# START OF Data records
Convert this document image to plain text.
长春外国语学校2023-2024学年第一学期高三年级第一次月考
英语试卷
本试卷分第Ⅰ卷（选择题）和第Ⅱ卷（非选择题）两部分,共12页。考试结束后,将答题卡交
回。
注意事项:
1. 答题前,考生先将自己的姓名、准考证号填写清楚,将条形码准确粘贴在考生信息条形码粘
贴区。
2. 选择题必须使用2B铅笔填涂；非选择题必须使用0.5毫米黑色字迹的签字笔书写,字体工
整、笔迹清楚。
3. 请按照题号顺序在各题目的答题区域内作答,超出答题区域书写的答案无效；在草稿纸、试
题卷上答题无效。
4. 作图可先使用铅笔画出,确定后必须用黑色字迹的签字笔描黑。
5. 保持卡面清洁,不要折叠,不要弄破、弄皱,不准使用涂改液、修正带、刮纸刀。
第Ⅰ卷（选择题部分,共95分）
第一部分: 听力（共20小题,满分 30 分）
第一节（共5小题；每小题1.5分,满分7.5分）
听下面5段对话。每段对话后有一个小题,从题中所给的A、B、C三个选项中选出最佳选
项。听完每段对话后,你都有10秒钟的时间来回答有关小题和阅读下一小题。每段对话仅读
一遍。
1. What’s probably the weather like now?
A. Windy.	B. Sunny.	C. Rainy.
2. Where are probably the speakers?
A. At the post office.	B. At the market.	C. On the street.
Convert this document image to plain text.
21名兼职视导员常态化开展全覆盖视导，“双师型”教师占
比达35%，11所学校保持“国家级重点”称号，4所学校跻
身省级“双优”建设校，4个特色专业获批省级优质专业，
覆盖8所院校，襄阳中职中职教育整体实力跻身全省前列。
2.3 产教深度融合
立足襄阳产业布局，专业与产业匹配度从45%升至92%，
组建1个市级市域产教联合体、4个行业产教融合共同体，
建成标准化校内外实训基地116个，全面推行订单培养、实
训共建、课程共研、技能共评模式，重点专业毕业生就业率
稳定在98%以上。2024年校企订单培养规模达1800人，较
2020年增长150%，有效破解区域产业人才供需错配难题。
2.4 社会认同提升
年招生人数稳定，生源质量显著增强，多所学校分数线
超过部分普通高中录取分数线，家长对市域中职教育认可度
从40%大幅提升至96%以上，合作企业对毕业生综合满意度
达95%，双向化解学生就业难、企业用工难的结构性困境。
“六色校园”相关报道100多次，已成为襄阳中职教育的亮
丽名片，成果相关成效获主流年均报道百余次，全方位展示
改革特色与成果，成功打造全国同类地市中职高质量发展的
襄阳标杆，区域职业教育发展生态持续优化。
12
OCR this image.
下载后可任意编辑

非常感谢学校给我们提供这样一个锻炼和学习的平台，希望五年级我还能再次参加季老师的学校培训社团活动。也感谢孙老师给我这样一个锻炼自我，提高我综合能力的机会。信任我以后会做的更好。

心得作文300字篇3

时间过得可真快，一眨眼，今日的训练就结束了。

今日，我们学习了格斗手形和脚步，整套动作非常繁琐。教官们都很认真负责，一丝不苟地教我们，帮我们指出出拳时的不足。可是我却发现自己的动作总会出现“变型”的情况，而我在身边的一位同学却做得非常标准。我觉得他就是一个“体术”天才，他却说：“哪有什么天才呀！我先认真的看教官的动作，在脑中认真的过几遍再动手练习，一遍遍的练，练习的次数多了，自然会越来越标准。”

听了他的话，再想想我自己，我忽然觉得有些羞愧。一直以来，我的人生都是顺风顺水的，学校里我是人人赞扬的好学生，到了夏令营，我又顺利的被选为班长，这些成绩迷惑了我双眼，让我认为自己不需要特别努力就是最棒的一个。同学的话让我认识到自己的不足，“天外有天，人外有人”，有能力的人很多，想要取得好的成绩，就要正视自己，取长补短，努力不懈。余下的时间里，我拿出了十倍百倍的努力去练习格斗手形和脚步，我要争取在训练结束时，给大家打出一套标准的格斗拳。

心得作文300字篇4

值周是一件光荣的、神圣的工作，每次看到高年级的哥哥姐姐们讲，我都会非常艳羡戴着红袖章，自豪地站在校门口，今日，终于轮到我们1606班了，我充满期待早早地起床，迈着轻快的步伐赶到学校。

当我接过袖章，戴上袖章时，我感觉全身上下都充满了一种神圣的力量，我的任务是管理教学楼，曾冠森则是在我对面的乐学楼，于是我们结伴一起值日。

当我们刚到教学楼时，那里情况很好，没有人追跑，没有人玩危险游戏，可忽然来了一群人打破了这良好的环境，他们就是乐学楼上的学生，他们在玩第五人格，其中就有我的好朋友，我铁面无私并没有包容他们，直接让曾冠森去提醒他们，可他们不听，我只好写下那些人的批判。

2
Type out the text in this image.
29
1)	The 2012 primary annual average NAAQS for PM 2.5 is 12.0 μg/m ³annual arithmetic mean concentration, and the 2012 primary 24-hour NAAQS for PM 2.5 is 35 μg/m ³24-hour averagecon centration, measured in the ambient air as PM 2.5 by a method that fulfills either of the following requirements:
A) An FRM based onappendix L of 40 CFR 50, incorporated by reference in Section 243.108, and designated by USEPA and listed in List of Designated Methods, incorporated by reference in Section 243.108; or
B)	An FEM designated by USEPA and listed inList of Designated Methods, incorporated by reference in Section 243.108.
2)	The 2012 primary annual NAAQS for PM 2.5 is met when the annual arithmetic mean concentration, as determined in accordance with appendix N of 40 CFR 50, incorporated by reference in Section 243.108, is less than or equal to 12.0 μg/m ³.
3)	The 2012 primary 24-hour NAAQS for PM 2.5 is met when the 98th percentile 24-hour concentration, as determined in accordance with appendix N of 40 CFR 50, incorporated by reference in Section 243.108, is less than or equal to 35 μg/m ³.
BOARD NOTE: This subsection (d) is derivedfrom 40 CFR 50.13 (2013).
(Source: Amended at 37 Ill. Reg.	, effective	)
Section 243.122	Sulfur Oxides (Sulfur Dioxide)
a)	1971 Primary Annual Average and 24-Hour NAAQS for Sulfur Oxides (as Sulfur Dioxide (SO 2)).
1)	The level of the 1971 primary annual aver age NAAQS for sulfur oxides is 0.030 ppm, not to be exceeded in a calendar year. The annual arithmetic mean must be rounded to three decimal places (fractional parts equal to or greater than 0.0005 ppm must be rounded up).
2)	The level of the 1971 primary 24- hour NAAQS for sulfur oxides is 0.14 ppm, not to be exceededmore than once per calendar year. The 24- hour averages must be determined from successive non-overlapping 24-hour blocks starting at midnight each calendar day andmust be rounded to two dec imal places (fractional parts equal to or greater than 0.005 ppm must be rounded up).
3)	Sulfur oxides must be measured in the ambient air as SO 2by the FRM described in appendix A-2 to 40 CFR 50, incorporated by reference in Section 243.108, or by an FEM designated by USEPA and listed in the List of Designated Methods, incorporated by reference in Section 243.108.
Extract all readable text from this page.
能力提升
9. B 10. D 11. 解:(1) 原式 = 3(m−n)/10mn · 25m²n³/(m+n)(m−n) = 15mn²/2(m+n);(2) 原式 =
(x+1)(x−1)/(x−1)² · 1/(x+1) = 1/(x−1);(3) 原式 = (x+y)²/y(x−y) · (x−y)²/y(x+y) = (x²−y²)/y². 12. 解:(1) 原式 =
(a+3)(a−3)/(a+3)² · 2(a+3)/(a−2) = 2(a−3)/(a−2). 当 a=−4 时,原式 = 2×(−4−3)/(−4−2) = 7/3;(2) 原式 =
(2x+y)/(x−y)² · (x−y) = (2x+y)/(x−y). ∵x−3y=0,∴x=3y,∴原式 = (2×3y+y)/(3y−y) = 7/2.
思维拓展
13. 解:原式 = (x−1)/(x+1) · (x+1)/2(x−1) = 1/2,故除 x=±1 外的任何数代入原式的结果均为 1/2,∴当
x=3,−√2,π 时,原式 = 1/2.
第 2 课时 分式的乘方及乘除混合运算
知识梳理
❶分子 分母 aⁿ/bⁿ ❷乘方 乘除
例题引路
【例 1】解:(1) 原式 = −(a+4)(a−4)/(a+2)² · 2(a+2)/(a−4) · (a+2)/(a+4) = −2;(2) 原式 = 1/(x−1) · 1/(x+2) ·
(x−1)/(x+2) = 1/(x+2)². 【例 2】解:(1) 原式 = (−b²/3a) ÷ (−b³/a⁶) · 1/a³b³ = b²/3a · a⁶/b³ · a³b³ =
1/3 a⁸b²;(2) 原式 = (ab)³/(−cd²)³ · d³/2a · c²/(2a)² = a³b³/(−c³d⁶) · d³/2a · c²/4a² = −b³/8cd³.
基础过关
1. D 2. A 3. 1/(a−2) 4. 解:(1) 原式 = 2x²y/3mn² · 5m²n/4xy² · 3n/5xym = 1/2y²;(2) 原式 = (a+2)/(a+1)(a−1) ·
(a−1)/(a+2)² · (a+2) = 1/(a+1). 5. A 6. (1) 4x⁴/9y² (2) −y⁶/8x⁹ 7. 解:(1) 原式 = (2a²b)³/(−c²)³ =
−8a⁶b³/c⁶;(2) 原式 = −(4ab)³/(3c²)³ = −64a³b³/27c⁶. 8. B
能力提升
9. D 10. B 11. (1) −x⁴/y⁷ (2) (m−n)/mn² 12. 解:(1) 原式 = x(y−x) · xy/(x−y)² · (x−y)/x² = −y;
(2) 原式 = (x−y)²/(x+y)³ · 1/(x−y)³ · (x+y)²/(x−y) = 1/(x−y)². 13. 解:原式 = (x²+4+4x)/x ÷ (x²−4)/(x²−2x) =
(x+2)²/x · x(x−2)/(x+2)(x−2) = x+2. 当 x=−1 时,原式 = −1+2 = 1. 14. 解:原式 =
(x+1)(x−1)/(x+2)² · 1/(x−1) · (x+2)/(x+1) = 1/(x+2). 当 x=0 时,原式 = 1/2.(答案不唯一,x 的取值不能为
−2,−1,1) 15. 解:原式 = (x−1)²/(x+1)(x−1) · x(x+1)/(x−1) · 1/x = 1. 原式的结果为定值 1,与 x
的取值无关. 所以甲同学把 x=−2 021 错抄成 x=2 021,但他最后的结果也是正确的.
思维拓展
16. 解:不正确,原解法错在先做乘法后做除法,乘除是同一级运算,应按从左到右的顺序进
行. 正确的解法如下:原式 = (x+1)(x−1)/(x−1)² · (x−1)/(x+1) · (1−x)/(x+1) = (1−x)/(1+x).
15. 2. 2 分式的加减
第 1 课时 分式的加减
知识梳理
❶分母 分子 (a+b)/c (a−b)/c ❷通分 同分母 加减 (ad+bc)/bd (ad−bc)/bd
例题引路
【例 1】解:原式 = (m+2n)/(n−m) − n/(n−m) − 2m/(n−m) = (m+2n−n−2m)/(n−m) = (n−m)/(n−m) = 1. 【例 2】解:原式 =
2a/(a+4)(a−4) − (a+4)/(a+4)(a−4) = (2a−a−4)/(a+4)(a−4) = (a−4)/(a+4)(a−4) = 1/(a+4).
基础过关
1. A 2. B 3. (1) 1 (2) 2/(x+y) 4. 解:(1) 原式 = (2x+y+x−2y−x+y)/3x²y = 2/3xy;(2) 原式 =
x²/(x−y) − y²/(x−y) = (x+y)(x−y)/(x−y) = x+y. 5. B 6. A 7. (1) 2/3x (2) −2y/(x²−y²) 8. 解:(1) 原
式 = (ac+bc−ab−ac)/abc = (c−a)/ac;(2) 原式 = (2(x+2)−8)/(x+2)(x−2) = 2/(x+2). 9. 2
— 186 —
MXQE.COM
# END OF Data records
Problem details:
Search the data for "with". Copy every line that has it.

Result for this exercise:
2)	The 2012 primary annual NAAQS for PM 2.5 is met when the annual arithmetic mean concentration, as determined in accordance with appendix N of 40 CFR 50, incorporated by reference in Section 243.108, is less than or equal to 12.0 μg/m ³.
3)	The 2012 primary 24-hour NAAQS for PM 2.5 is met when the 98th percentile 24-hour concentration, as determined in accordance with appendix N of 40 CFR 50, incorporated by reference in Section 243.108, is less than or equal to 35 μg/m ³.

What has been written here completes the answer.